> [TASK PROMPT]: Find every line with the word "行政许可". Copy those lines.

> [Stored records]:
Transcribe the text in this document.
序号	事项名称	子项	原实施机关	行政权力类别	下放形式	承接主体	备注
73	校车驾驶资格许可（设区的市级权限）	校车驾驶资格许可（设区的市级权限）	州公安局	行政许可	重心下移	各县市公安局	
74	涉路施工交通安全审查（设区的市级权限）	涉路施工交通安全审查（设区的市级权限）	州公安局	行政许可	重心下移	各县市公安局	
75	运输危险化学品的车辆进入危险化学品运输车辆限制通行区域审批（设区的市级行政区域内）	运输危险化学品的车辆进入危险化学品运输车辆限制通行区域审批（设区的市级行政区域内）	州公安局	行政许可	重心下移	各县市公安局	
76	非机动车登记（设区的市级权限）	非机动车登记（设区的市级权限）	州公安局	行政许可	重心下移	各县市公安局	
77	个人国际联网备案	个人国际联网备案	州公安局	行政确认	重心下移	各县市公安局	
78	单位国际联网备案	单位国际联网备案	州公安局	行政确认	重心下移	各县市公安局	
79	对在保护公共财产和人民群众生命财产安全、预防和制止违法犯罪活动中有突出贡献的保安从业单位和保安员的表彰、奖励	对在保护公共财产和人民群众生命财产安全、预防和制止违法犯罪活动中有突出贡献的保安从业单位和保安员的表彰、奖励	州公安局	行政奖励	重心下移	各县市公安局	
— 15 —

> [FULL RESPONSE]:
73	校车驾驶资格许可（设区的市级权限）	校车驾驶资格许可（设区的市级权限）	州公安局	行政许可	重心下移	各县市公安局	
74	涉路施工交通安全审查（设区的市级权限）	涉路施工交通安全审查（设区的市级权限）	州公安局	行政许可	重心下移	各县市公安局	
75	运输危险化学品的车辆进入危险化学品运输车辆限制通行区域审批（设区的市级行政区域内）	运输危险化学品的车辆进入危险化学品运输车辆限制通行区域审批（设区的市级行政区域内）	州公安局	行政许可	重心下移	各县市公安局	
76	非机动车登记（设区的市级权限）	非机动车登记（设区的市级权限）	州公安局	行政许可	重心下移	各县市公安局	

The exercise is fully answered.